> Data in this exercise:
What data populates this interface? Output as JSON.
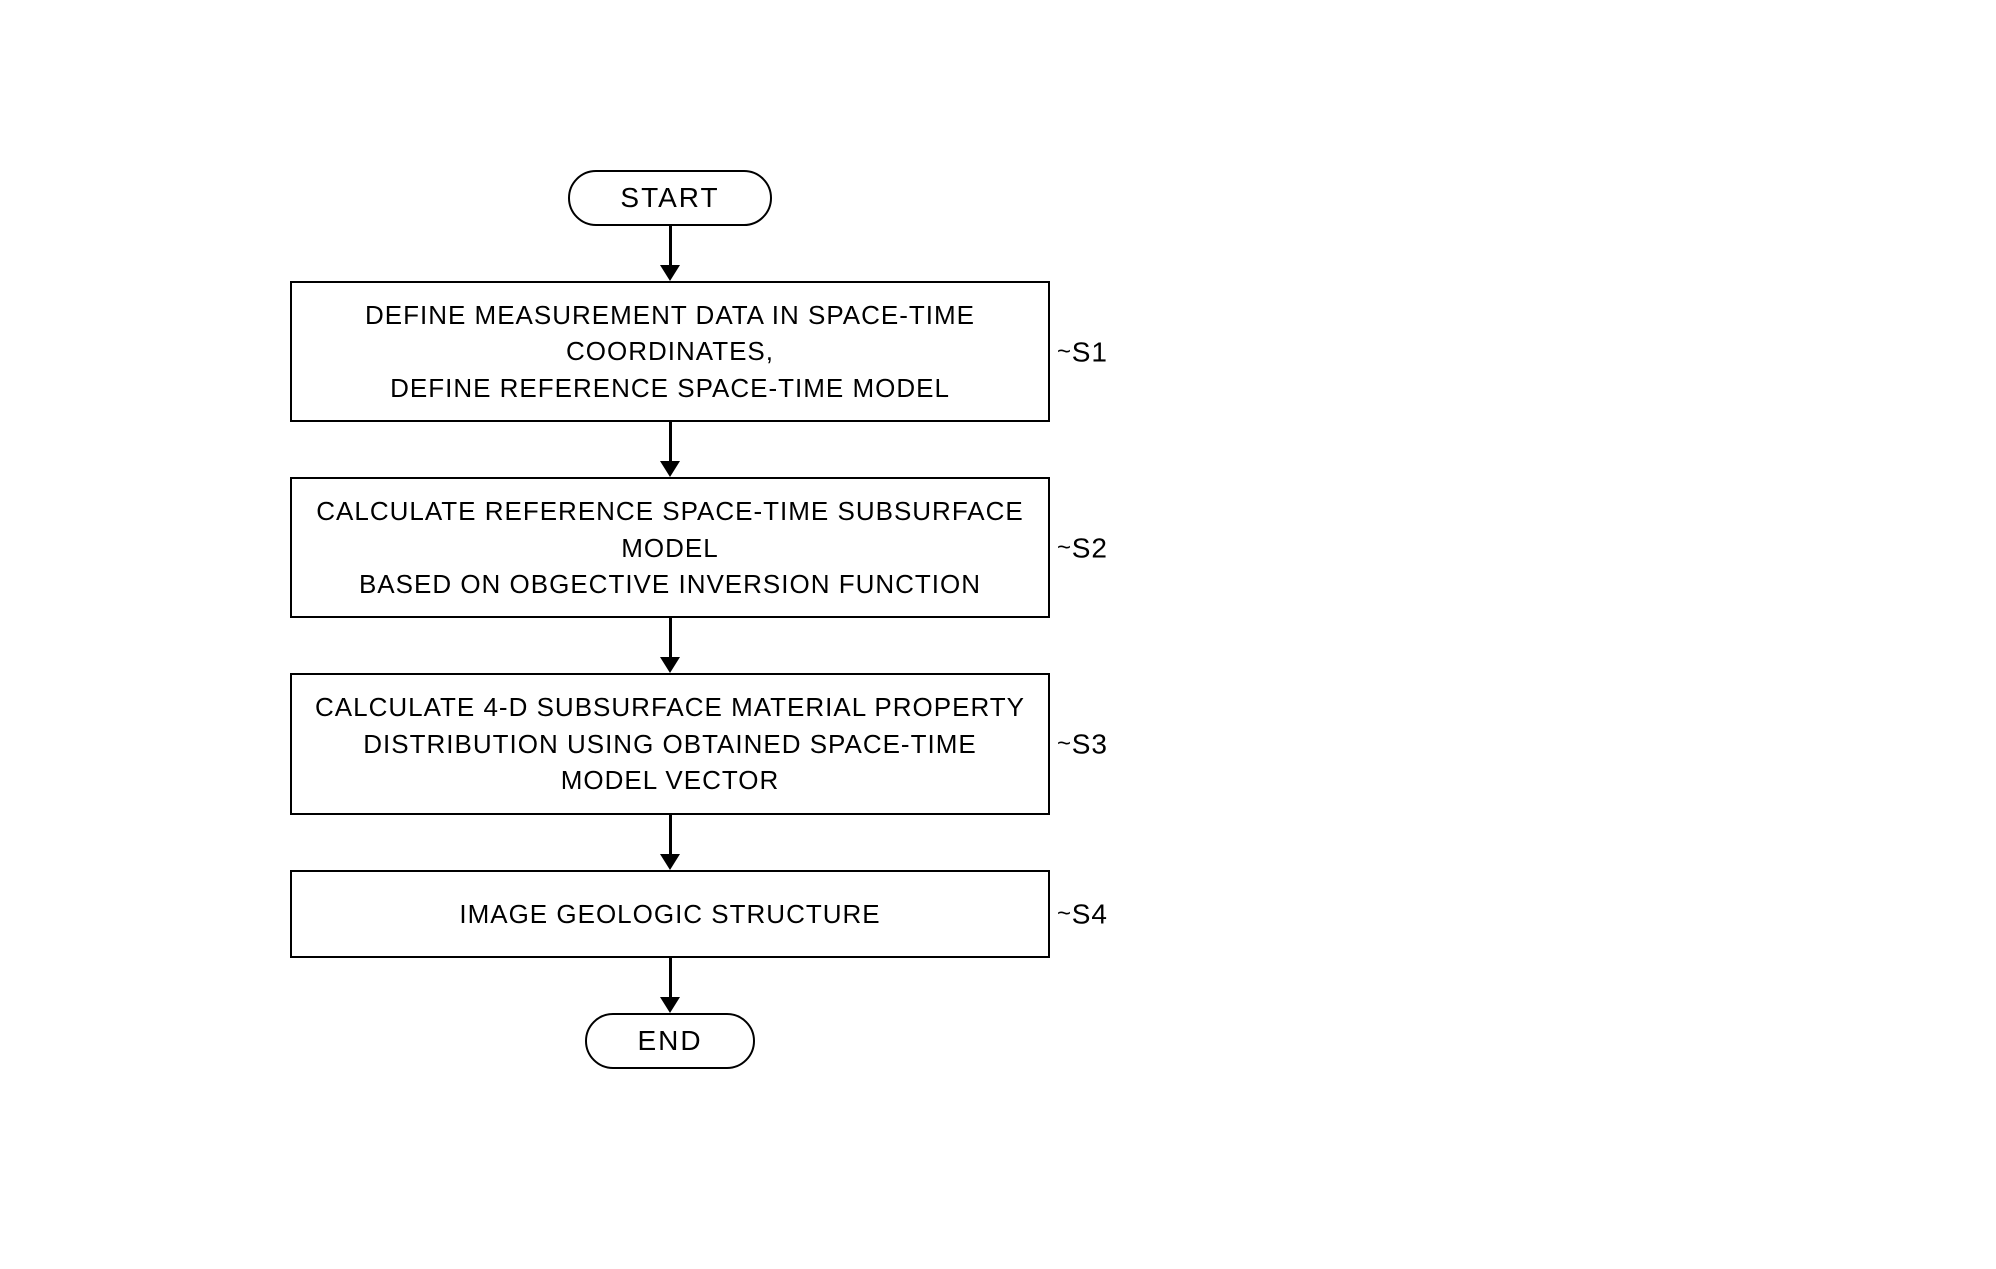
{
  "flowchart": {
    "type": "flowchart",
    "background_color": "#ffffff",
    "stroke_color": "#000000",
    "font_family": "condensed-serif",
    "font_size": 26,
    "letter_spacing": 1,
    "terminal": {
      "start": "START",
      "end": "END",
      "border_radius": 30
    },
    "steps": [
      {
        "id": "S1",
        "label": "S1",
        "line1": "DEFINE MEASUREMENT DATA IN SPACE-TIME COORDINATES,",
        "line2": "DEFINE REFERENCE SPACE-TIME MODEL"
      },
      {
        "id": "S2",
        "label": "S2",
        "line1": "CALCULATE REFERENCE SPACE-TIME SUBSURFACE MODEL",
        "line2": "BASED ON OBGECTIVE INVERSION FUNCTION"
      },
      {
        "id": "S3",
        "label": "S3",
        "line1": "CALCULATE 4-D SUBSURFACE MATERIAL PROPERTY",
        "line2": "DISTRIBUTION USING OBTAINED SPACE-TIME MODEL VECTOR"
      },
      {
        "id": "S4",
        "label": "S4",
        "line1": "IMAGE GEOLOGIC STRUCTURE",
        "line2": ""
      }
    ],
    "arrow": {
      "line_width": 3,
      "head_width": 20,
      "head_height": 16,
      "segment_height": 55
    }
  }
}
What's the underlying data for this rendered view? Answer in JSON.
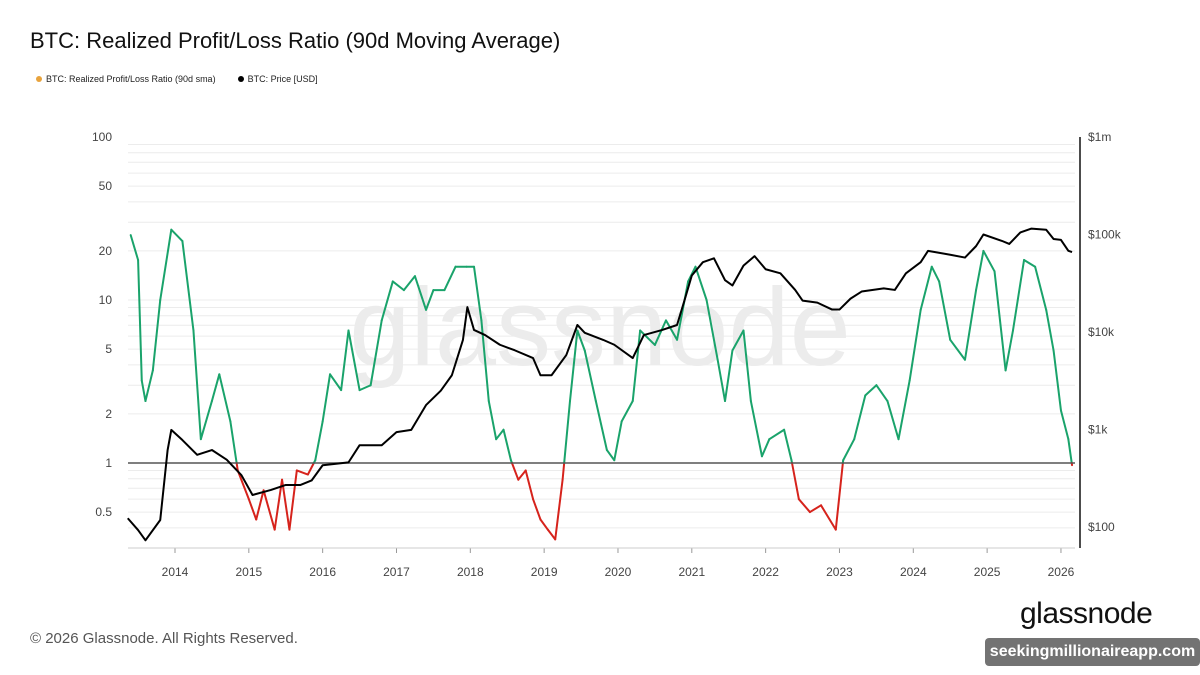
{
  "title": "BTC: Realized Profit/Loss Ratio (90d Moving Average)",
  "legend": [
    {
      "label": "BTC: Realized Profit/Loss Ratio (90d sma)",
      "color": "#e8a33d"
    },
    {
      "label": "BTC: Price [USD]",
      "color": "#000000"
    }
  ],
  "footer": "© 2026 Glassnode. All Rights Reserved.",
  "logo": "glassnode",
  "background_watermark": "glassnode",
  "overlay_watermark": "seekingmillionaireapp.com",
  "chart_data": {
    "type": "line",
    "x_ticks": [
      "2014",
      "2015",
      "2016",
      "2017",
      "2018",
      "2019",
      "2020",
      "2021",
      "2022",
      "2023",
      "2024",
      "2025",
      "2026"
    ],
    "y_left": {
      "scale": "log",
      "ticks": [
        0.5,
        1,
        2,
        5,
        10,
        20,
        50,
        100
      ],
      "tick_labels": [
        "0.5",
        "1",
        "2",
        "5",
        "10",
        "20",
        "50",
        "100"
      ],
      "range": [
        0.3,
        100
      ]
    },
    "y_right": {
      "scale": "log",
      "ticks": [
        100,
        1000,
        10000,
        100000,
        1000000
      ],
      "tick_labels": [
        "$100",
        "$1k",
        "$10k",
        "$100k",
        "$1m"
      ],
      "range": [
        60,
        1000000
      ]
    },
    "xlim": [
      2013.36,
      2026.15
    ],
    "reference_line": 1,
    "colors": {
      "ratio_above_1": "#1aa36b",
      "ratio_below_1": "#d6231c",
      "price": "#000000",
      "reference": "#555555"
    },
    "grid": "horizontal",
    "legend_placement": "top-left",
    "series": [
      {
        "name": "BTC: Realized Profit/Loss Ratio (90d sma)",
        "axis": "left",
        "x": [
          2013.4,
          2013.5,
          2013.55,
          2013.6,
          2013.7,
          2013.8,
          2013.95,
          2014.1,
          2014.25,
          2014.35,
          2014.5,
          2014.6,
          2014.75,
          2014.85,
          2015.0,
          2015.1,
          2015.2,
          2015.35,
          2015.45,
          2015.55,
          2015.65,
          2015.8,
          2015.9,
          2016.0,
          2016.1,
          2016.25,
          2016.35,
          2016.5,
          2016.65,
          2016.8,
          2016.95,
          2017.1,
          2017.25,
          2017.4,
          2017.5,
          2017.65,
          2017.8,
          2017.95,
          2018.05,
          2018.15,
          2018.25,
          2018.35,
          2018.45,
          2018.55,
          2018.65,
          2018.75,
          2018.85,
          2018.95,
          2019.05,
          2019.15,
          2019.25,
          2019.35,
          2019.45,
          2019.55,
          2019.7,
          2019.85,
          2019.95,
          2020.05,
          2020.2,
          2020.3,
          2020.5,
          2020.65,
          2020.8,
          2020.95,
          2021.05,
          2021.2,
          2021.35,
          2021.45,
          2021.55,
          2021.7,
          2021.8,
          2021.95,
          2022.05,
          2022.25,
          2022.35,
          2022.45,
          2022.6,
          2022.75,
          2022.95,
          2023.05,
          2023.2,
          2023.35,
          2023.5,
          2023.65,
          2023.8,
          2023.95,
          2024.1,
          2024.25,
          2024.35,
          2024.5,
          2024.7,
          2024.85,
          2024.95,
          2025.1,
          2025.25,
          2025.35,
          2025.5,
          2025.65,
          2025.8,
          2025.9,
          2026.0,
          2026.1,
          2026.15
        ],
        "values": [
          25,
          17.6,
          3.2,
          2.4,
          3.7,
          10,
          27,
          23,
          6.5,
          1.4,
          2.4,
          3.5,
          1.8,
          0.9,
          0.6,
          0.45,
          0.68,
          0.39,
          0.79,
          0.39,
          0.9,
          0.85,
          1.04,
          1.8,
          3.5,
          2.8,
          6.5,
          2.8,
          3.0,
          7.5,
          13,
          11.5,
          14,
          8.7,
          11.5,
          11.5,
          16,
          16,
          16,
          7.5,
          2.4,
          1.4,
          1.6,
          1.04,
          0.79,
          0.9,
          0.6,
          0.45,
          0.39,
          0.34,
          0.79,
          2.4,
          6.5,
          4.9,
          2.4,
          1.2,
          1.04,
          1.8,
          2.4,
          6.5,
          5.3,
          7.5,
          5.7,
          13,
          16,
          10,
          4.3,
          2.4,
          4.9,
          6.5,
          2.4,
          1.1,
          1.4,
          1.6,
          1.04,
          0.6,
          0.5,
          0.55,
          0.39,
          1.04,
          1.4,
          2.6,
          3.0,
          2.4,
          1.4,
          3.2,
          8.7,
          16,
          13,
          5.7,
          4.3,
          11.5,
          20,
          15,
          3.7,
          6.5,
          17.6,
          16,
          8.7,
          4.9,
          2.1,
          1.4,
          0.97
        ]
      },
      {
        "name": "BTC: Price [USD]",
        "axis": "right",
        "x": [
          2013.36,
          2013.5,
          2013.6,
          2013.8,
          2013.9,
          2013.95,
          2014.1,
          2014.3,
          2014.5,
          2014.7,
          2014.9,
          2015.05,
          2015.3,
          2015.5,
          2015.7,
          2015.85,
          2016.0,
          2016.35,
          2016.5,
          2016.8,
          2017.0,
          2017.2,
          2017.4,
          2017.6,
          2017.75,
          2017.9,
          2017.96,
          2018.05,
          2018.2,
          2018.4,
          2018.6,
          2018.85,
          2018.95,
          2019.1,
          2019.3,
          2019.45,
          2019.55,
          2019.8,
          2019.95,
          2020.2,
          2020.35,
          2020.6,
          2020.8,
          2020.9,
          2021.0,
          2021.15,
          2021.3,
          2021.45,
          2021.55,
          2021.7,
          2021.85,
          2022.0,
          2022.2,
          2022.4,
          2022.5,
          2022.7,
          2022.9,
          2023.0,
          2023.15,
          2023.3,
          2023.6,
          2023.75,
          2023.9,
          2024.1,
          2024.2,
          2024.5,
          2024.7,
          2024.85,
          2024.95,
          2025.2,
          2025.3,
          2025.45,
          2025.6,
          2025.8,
          2025.9,
          2026.0,
          2026.1,
          2026.15
        ],
        "values": [
          123,
          93,
          73,
          118,
          616,
          990,
          780,
          550,
          616,
          490,
          340,
          213,
          240,
          270,
          270,
          300,
          430,
          460,
          690,
          690,
          940,
          990,
          1780,
          2500,
          3600,
          8300,
          18000,
          10500,
          9300,
          7400,
          6500,
          5400,
          3600,
          3600,
          5800,
          11800,
          9800,
          8300,
          7400,
          5400,
          9300,
          10500,
          11800,
          21000,
          38000,
          52000,
          57000,
          34000,
          30000,
          48000,
          60000,
          44000,
          40000,
          27000,
          21000,
          20000,
          17000,
          17000,
          22000,
          26000,
          28000,
          27000,
          40000,
          52000,
          68000,
          62000,
          58000,
          76000,
          100000,
          86000,
          80000,
          105000,
          115000,
          112000,
          90000,
          88000,
          68000,
          66000
        ]
      }
    ]
  }
}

> Stated problem: Looking at the records above, work out how many lines include the word "Realized", then give that number by itself.

> Task solution: 3